Can you transcribe every line exactly and leave the pictures behind?
** Start of Supplied material **
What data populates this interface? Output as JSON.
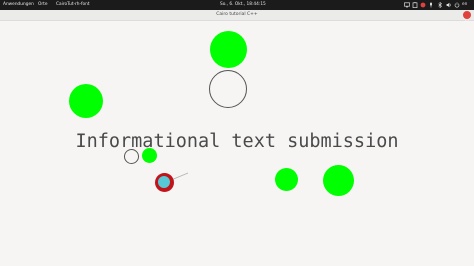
{
  "topbar": {
    "activities": "Anwendungen",
    "places": "Orte",
    "app_menu": "CairoTut-rh-font",
    "clock": "So., 6. Okt., 18:44:15",
    "tray_icons": [
      "display-icon",
      "battery-icon",
      "microphone-icon",
      "network-icon",
      "bluetooth-icon",
      "volume-icon",
      "power-icon"
    ],
    "keyboard_layout": "en"
  },
  "window": {
    "title": "Cairo tutorial C++"
  },
  "canvas": {
    "info_text": "Informational text submission",
    "colors": {
      "green": "#00ff00",
      "cursor_red": "#c0141a",
      "cursor_center": "#57c8d6",
      "background": "#f6f5f4"
    }
  }
}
** End of Supplied material **
Written response:
What data populates this interface? Output as JSON.
{
  "topbar": {
    "activities": "Anwendungen",
    "places": "Orte",
    "app_menu": "CairoTut-rh-font",
    "clock": "So., 6. Okt., 18:44:15",
    "tray_icons": [
      "display-icon",
      "battery-icon",
      "microphone-icon",
      "network-icon",
      "bluetooth-icon",
      "volume-icon",
      "power-icon"
    ],
    "keyboard_layout": "en"
  },
  "window": {
    "title": "Cairo tutorial C++"
  },
  "canvas": {
    "info_text": "Informational text submission",
    "colors": {
      "green": "#00ff00",
      "cursor_red": "#c0141a",
      "cursor_center": "#57c8d6",
      "background": "#f6f5f4"
    }
  }
}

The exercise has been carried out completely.